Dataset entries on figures
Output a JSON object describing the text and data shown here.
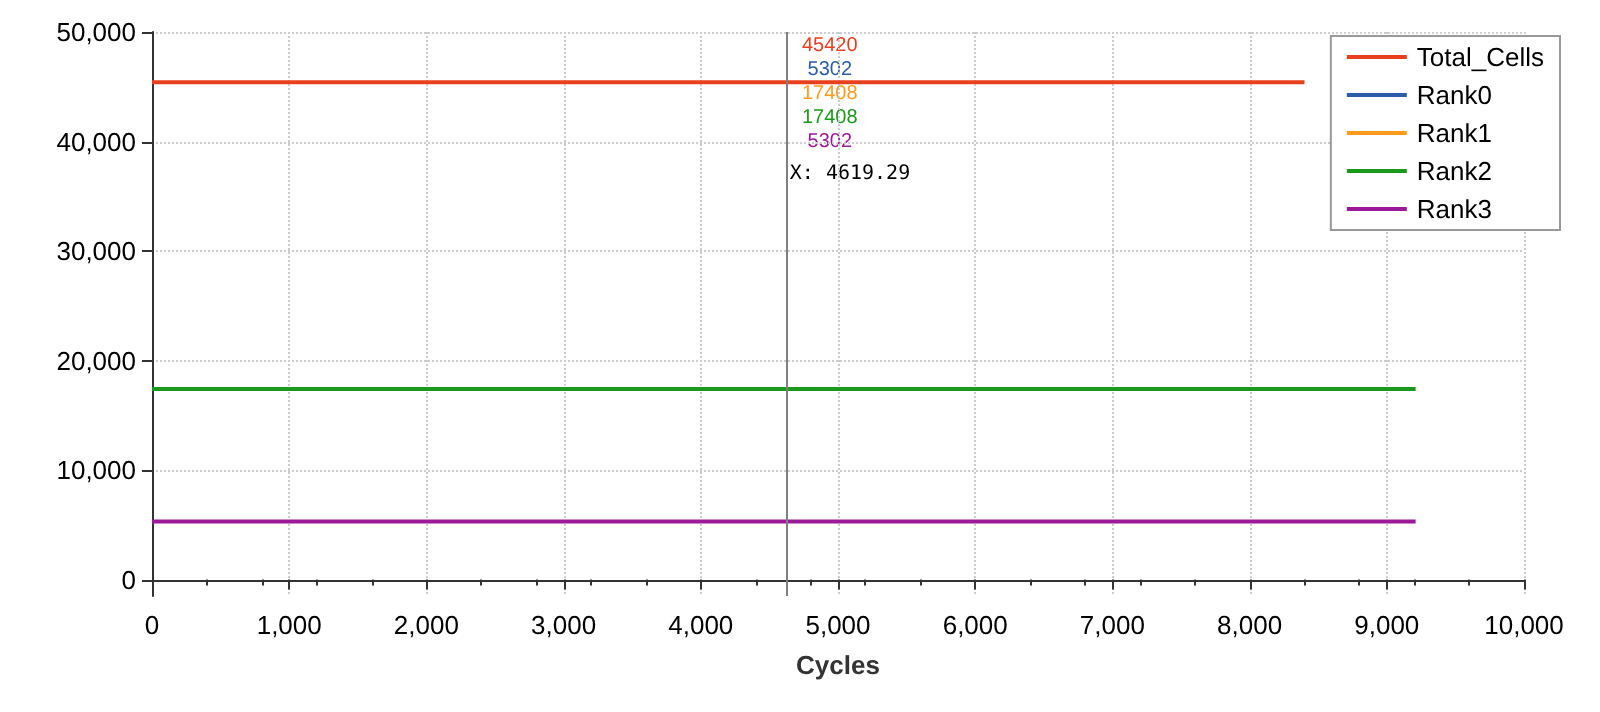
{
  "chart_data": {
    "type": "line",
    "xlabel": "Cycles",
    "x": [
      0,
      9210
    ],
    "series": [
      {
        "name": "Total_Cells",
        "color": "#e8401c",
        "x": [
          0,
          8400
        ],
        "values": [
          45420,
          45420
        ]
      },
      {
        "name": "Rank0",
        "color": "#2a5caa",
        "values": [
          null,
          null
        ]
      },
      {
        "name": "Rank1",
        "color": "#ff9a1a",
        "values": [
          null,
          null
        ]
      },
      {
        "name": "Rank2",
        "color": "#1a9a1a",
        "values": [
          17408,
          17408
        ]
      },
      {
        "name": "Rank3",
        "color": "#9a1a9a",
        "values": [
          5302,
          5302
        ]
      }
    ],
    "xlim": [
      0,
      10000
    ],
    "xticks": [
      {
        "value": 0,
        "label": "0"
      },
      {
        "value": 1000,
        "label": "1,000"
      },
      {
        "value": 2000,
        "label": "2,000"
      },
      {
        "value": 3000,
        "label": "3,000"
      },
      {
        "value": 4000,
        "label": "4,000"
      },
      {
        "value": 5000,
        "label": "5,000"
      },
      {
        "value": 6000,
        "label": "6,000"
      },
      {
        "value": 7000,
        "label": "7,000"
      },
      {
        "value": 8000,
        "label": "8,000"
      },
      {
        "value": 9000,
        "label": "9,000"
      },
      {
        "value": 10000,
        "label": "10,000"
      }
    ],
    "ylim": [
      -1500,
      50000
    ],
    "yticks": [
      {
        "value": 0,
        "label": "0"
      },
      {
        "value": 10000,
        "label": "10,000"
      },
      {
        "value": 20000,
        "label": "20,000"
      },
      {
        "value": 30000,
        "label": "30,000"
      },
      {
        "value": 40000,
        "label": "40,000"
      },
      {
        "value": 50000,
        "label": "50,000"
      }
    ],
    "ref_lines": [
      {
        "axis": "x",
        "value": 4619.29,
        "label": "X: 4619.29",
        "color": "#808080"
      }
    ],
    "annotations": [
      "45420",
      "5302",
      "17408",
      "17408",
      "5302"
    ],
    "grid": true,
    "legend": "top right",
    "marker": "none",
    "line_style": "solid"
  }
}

* * *

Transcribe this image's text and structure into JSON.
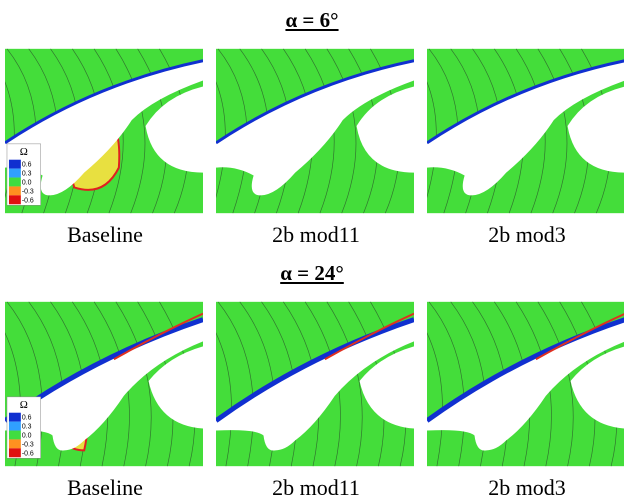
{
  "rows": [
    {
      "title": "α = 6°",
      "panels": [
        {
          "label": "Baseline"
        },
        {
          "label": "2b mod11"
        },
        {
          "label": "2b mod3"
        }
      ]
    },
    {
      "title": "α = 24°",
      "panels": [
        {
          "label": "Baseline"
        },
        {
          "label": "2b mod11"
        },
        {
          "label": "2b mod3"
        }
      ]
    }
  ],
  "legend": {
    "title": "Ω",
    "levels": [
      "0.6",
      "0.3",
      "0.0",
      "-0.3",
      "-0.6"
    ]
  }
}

TASK OBJECTIVE
Gather and return every line that holds the string "text".

WRITTEN RESPONSE
Output a JSON object describing the text and data shown here.
Transcribe this image's text and structure into JSON.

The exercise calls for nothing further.